__INSTRUCTIONS TO FOLLOW__
Return each entry exactly, omitting nothing.

__RECORD EXCERPTS__
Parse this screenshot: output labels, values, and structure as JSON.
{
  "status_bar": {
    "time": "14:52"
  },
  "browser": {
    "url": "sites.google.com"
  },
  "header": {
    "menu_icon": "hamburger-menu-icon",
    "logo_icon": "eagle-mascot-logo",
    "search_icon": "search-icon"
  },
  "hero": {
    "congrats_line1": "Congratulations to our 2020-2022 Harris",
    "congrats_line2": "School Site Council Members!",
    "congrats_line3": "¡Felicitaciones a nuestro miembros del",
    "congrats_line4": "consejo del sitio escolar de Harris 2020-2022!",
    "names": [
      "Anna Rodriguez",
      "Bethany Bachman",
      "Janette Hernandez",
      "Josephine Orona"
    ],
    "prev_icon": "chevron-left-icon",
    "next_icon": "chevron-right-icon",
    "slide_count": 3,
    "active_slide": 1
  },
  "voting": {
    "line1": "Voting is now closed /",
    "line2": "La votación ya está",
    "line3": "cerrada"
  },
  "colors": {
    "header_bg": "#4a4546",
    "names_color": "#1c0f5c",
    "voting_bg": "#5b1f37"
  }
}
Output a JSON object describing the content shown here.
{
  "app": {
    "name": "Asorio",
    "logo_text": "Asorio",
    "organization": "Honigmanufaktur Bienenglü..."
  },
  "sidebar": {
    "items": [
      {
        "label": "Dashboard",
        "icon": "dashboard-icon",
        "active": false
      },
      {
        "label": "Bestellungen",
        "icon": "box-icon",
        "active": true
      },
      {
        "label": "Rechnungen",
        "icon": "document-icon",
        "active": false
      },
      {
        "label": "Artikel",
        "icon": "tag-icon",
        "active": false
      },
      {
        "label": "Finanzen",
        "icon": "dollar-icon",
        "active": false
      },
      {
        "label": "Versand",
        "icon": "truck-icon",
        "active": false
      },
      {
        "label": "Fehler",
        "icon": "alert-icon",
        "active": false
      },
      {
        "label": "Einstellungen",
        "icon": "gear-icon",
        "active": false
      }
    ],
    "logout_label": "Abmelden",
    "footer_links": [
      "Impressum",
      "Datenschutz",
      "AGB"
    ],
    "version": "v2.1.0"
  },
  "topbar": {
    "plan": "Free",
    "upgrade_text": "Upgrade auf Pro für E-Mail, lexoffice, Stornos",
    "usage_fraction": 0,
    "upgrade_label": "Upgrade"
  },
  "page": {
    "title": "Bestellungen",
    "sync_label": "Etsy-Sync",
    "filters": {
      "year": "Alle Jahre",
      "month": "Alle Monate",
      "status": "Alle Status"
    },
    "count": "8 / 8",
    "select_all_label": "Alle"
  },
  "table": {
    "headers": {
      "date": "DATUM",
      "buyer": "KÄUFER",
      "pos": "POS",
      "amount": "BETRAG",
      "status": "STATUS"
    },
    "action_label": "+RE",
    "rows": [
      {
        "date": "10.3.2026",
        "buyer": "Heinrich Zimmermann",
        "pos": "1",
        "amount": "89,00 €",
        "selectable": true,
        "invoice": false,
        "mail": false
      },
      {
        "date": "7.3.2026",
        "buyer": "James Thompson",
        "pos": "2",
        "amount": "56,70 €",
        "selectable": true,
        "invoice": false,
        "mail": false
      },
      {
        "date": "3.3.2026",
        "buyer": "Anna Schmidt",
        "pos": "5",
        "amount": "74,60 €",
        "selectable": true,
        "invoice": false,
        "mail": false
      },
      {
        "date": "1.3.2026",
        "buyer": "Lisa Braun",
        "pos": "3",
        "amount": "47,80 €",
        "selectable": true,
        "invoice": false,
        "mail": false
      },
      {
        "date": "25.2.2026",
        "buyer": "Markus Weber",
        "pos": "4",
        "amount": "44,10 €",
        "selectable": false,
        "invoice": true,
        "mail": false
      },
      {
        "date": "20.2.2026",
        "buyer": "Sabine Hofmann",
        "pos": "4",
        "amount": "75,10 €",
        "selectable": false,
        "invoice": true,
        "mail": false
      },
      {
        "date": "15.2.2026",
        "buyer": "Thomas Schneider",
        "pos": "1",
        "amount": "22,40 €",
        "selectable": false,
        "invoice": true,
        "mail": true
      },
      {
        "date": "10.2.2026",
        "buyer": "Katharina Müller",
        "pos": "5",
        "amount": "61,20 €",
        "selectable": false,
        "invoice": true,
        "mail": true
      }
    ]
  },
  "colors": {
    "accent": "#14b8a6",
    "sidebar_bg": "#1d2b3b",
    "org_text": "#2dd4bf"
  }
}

__PROBLEM SOLUTION__
Parse this screenshot: output labels, values, and structure as JSON.
{
  "status_bar": {
    "time": "14:52"
  },
  "browser": {
    "url": "sites.google.com"
  },
  "header": {
    "menu_icon": "hamburger-menu-icon",
    "logo_icon": "eagle-mascot-logo",
    "search_icon": "search-icon"
  },
  "hero": {
    "congrats_line1": "Congratulations to our 2020-2022 Harris",
    "congrats_line2": "School Site Council Members!",
    "congrats_line3": "¡Felicitaciones a nuestro miembros del",
    "congrats_line4": "consejo del sitio escolar de Harris 2020-2022!",
    "names": [
      "Anna Rodriguez",
      "Bethany Bachman",
      "Janette Hernandez",
      "Josephine Orona"
    ],
    "prev_icon": "chevron-left-icon",
    "next_icon": "chevron-right-icon",
    "slide_count": 3,
    "active_slide": 1
  },
  "voting": {
    "line1": "Voting is now closed /",
    "line2": "La votación ya está",
    "line3": "cerrada"
  },
  "colors": {
    "header_bg": "#4a4546",
    "names_color": "#1c0f5c",
    "voting_bg": "#5b1f37"
  }
}
Output a JSON object describing the content shown here.
{
  "app": {
    "name": "Asorio",
    "logo_text": "Asorio",
    "organization": "Honigmanufaktur Bienenglü..."
  },
  "sidebar": {
    "items": [
      {
        "label": "Dashboard",
        "icon": "dashboard-icon",
        "active": false
      },
      {
        "label": "Bestellungen",
        "icon": "box-icon",
        "active": true
      },
      {
        "label": "Rechnungen",
        "icon": "document-icon",
        "active": false
      },
      {
        "label": "Artikel",
        "icon": "tag-icon",
        "active": false
      },
      {
        "label": "Finanzen",
        "icon": "dollar-icon",
        "active": false
      },
      {
        "label": "Versand",
        "icon": "truck-icon",
        "active": false
      },
      {
        "label": "Fehler",
        "icon": "alert-icon",
        "active": false
      },
      {
        "label": "Einstellungen",
        "icon": "gear-icon",
        "active": false
      }
    ],
    "logout_label": "Abmelden",
    "footer_links": [
      "Impressum",
      "Datenschutz",
      "AGB"
    ],
    "version": "v2.1.0"
  },
  "topbar": {
    "plan": "Free",
    "upgrade_text": "Upgrade auf Pro für E-Mail, lexoffice, Stornos",
    "usage_fraction": 0,
    "upgrade_label": "Upgrade"
  },
  "page": {
    "title": "Bestellungen",
    "sync_label": "Etsy-Sync",
    "filters": {
      "year": "Alle Jahre",
      "month": "Alle Monate",
      "status": "Alle Status"
    },
    "count": "8 / 8",
    "select_all_label": "Alle"
  },
  "table": {
    "headers": {
      "date": "DATUM",
      "buyer": "KÄUFER",
      "pos": "POS",
      "amount": "BETRAG",
      "status": "STATUS"
    },
    "action_label": "+RE",
    "rows": [
      {
        "date": "10.3.2026",
        "buyer": "Heinrich Zimmermann",
        "pos": "1",
        "amount": "89,00 €",
        "selectable": true,
        "invoice": false,
        "mail": false
      },
      {
        "date": "7.3.2026",
        "buyer": "James Thompson",
        "pos": "2",
        "amount": "56,70 €",
        "selectable": true,
        "invoice": false,
        "mail": false
      },
      {
        "date": "3.3.2026",
        "buyer": "Anna Schmidt",
        "pos": "5",
        "amount": "74,60 €",
        "selectable": true,
        "invoice": false,
        "mail": false
      },
      {
        "date": "1.3.2026",
        "buyer": "Lisa Braun",
        "pos": "3",
        "amount": "47,80 €",
        "selectable": true,
        "invoice": false,
        "mail": false
      },
      {
        "date": "25.2.2026",
        "buyer": "Markus Weber",
        "pos": "4",
        "amount": "44,10 €",
        "selectable": false,
        "invoice": true,
        "mail": false
      },
      {
        "date": "20.2.2026",
        "buyer": "Sabine Hofmann",
        "pos": "4",
        "amount": "75,10 €",
        "selectable": false,
        "invoice": true,
        "mail": false
      },
      {
        "date": "15.2.2026",
        "buyer": "Thomas Schneider",
        "pos": "1",
        "amount": "22,40 €",
        "selectable": false,
        "invoice": true,
        "mail": true
      },
      {
        "date": "10.2.2026",
        "buyer": "Katharina Müller",
        "pos": "5",
        "amount": "61,20 €",
        "selectable": false,
        "invoice": true,
        "mail": true
      }
    ]
  },
  "colors": {
    "accent": "#14b8a6",
    "sidebar_bg": "#1d2b3b",
    "org_text": "#2dd4bf"
  }
}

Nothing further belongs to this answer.